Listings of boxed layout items

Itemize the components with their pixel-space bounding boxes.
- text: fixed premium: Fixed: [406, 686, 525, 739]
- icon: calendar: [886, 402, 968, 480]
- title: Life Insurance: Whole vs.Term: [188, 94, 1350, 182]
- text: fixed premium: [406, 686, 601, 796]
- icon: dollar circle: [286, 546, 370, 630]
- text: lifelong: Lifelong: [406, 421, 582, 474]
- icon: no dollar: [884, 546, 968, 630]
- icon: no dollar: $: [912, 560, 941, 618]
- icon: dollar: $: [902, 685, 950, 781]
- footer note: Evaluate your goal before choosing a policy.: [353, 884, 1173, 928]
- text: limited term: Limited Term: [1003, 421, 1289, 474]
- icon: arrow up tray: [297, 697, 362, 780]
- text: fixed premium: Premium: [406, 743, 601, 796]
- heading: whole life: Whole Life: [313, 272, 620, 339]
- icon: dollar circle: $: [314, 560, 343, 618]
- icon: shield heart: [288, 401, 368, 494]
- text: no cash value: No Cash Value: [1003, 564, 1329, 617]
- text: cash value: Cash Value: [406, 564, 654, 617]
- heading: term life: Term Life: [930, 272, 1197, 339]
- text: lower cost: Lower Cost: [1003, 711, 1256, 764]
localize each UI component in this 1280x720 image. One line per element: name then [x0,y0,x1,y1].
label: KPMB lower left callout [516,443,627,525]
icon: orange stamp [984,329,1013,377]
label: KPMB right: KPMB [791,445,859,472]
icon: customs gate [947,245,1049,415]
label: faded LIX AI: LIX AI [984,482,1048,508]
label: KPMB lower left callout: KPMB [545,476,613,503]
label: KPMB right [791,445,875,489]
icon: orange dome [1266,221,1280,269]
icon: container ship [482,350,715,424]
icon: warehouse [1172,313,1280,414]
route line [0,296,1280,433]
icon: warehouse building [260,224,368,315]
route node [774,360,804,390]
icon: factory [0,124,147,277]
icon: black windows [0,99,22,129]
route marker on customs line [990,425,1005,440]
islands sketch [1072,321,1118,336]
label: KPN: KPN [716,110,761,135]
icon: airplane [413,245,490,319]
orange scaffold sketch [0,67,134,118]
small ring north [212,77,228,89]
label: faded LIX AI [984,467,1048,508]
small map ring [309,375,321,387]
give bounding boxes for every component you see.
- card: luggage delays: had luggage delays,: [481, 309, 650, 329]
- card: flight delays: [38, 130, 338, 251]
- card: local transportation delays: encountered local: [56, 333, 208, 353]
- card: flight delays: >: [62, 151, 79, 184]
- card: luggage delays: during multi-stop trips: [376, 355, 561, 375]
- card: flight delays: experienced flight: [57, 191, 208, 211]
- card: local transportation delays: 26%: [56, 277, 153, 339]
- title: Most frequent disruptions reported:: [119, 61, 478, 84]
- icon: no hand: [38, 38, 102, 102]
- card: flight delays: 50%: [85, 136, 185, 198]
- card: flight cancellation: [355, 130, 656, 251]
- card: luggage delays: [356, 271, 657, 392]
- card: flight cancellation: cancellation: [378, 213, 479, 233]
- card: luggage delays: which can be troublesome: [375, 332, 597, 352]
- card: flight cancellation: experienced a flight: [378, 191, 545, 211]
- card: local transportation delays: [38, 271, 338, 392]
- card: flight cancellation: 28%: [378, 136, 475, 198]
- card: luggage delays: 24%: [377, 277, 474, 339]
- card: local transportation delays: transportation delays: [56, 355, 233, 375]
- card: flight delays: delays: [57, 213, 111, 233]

= PROBLEM =
Report every line in the rows above that contains the word "faded".

= COMPLETE RESPONSE =
label: faded LIX AI: LIX AI [984,482,1048,508]
label: faded LIX AI [984,467,1048,508]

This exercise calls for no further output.